Saved entries:
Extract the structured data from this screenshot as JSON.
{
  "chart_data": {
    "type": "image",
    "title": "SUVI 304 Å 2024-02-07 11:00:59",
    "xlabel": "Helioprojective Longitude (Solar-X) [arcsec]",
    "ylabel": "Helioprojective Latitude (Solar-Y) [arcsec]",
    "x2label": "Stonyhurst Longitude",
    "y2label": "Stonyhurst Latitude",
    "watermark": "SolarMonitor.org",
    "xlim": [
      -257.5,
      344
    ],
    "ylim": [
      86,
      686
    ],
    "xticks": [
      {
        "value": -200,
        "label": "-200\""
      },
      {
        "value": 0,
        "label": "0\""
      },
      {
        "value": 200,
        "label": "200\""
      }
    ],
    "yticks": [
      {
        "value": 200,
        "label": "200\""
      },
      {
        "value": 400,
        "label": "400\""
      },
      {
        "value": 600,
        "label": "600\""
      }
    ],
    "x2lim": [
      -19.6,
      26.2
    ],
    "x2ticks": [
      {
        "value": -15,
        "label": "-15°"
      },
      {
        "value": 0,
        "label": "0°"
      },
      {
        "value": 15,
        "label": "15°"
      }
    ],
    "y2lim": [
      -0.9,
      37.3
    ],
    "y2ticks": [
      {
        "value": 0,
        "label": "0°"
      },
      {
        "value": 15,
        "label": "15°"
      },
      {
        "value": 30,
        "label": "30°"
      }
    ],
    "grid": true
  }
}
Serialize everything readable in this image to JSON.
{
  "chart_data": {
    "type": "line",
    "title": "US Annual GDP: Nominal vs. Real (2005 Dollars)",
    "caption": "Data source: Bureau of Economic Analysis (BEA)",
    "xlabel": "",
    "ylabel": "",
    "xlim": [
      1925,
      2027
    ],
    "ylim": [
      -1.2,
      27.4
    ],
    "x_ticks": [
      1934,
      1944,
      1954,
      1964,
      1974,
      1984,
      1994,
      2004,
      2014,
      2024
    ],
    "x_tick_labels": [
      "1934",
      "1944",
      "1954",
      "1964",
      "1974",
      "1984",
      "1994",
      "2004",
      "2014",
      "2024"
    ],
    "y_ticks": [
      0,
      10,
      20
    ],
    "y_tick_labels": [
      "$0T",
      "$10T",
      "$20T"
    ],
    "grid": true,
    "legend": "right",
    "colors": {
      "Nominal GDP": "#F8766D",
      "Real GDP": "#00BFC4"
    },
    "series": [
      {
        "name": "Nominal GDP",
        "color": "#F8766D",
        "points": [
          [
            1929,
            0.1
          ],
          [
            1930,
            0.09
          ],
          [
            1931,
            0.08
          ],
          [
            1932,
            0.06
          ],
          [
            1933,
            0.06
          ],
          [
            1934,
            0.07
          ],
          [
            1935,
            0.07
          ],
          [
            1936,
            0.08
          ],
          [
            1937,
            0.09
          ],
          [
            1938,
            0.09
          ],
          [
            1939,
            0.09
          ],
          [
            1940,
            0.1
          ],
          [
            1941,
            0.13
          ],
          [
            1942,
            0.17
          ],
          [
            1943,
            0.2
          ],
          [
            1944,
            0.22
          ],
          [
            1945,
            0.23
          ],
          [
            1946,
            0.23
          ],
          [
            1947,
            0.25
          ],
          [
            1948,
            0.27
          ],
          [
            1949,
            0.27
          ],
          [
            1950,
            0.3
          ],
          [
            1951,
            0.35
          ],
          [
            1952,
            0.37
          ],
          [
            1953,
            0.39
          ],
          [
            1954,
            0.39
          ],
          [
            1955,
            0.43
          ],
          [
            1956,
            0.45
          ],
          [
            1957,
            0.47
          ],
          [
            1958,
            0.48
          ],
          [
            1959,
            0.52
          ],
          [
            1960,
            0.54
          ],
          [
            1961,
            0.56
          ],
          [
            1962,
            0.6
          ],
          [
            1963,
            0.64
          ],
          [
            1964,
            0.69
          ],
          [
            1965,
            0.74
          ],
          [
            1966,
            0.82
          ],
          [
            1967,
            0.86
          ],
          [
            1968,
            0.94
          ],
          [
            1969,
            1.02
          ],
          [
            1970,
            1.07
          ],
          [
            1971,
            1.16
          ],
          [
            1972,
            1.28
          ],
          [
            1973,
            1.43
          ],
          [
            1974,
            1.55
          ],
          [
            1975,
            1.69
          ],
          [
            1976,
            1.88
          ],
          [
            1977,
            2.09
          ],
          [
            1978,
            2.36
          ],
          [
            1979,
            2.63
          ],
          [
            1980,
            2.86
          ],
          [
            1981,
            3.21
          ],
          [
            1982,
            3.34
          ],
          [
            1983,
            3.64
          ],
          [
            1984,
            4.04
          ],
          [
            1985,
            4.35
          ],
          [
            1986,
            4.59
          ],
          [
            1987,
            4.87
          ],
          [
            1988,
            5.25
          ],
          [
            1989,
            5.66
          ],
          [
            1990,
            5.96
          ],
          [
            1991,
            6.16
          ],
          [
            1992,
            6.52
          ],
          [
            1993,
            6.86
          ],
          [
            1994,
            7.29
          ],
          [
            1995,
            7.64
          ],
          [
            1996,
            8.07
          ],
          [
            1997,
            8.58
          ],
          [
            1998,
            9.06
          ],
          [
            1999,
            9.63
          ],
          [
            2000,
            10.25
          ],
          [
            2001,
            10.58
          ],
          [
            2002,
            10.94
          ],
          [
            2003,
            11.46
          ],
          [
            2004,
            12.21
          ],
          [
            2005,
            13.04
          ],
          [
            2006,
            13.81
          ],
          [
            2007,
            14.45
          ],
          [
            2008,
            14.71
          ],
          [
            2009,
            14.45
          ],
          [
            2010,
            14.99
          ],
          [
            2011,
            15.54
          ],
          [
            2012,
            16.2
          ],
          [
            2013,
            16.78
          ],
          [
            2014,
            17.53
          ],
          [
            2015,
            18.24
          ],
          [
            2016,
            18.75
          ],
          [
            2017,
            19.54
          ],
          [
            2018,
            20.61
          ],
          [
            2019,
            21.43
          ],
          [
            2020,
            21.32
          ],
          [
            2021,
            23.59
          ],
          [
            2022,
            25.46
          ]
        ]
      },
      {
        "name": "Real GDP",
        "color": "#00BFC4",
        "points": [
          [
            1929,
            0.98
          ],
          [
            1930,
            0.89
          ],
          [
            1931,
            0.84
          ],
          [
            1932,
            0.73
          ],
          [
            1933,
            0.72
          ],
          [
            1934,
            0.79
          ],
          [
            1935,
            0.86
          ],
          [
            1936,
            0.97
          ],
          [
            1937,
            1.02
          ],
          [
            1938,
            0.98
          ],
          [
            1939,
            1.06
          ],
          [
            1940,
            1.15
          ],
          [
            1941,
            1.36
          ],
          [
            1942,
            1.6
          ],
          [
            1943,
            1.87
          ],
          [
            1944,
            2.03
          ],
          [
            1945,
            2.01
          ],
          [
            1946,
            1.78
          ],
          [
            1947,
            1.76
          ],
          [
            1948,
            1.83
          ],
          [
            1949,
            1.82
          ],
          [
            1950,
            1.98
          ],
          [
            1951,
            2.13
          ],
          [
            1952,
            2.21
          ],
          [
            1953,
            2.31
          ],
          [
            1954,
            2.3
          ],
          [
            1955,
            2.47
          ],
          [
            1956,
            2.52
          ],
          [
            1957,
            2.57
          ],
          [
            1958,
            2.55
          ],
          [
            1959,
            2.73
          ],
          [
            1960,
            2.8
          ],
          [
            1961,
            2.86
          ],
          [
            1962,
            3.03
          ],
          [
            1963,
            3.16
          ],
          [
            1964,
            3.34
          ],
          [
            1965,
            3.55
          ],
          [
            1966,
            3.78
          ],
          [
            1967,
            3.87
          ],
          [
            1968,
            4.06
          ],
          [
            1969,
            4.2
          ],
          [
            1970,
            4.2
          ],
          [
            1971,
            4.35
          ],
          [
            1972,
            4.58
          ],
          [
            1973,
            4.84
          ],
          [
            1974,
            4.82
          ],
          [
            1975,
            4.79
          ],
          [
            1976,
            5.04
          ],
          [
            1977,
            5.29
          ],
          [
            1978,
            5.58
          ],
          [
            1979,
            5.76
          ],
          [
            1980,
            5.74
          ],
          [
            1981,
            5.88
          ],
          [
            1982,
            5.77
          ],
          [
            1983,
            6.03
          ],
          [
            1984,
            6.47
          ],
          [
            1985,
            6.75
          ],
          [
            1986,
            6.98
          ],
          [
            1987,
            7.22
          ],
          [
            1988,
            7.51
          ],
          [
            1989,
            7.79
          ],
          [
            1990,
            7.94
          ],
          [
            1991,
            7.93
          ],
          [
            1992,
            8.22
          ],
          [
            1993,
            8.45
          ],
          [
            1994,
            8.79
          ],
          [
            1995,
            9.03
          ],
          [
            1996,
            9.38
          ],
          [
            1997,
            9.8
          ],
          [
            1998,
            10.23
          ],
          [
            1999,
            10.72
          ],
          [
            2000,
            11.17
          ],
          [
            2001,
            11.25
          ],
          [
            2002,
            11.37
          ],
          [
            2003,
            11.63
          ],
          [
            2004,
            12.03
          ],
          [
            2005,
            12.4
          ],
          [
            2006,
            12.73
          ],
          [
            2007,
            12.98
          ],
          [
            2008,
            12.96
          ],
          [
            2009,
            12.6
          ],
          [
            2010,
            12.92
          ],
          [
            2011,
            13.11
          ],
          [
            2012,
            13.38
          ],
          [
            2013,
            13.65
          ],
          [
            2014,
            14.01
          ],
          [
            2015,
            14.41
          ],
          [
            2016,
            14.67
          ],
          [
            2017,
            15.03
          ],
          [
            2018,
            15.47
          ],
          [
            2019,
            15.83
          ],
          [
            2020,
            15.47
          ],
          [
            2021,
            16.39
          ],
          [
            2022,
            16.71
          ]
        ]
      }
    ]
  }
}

> GIVEN REQUEST:
Review the material and copy each line in which the word "xlabel" appears.

> SOLUTION FOR THIS EXERCISE:
    "xlabel": "Helioprojective Longitude (Solar-X) [arcsec]",
    "xlabel": "",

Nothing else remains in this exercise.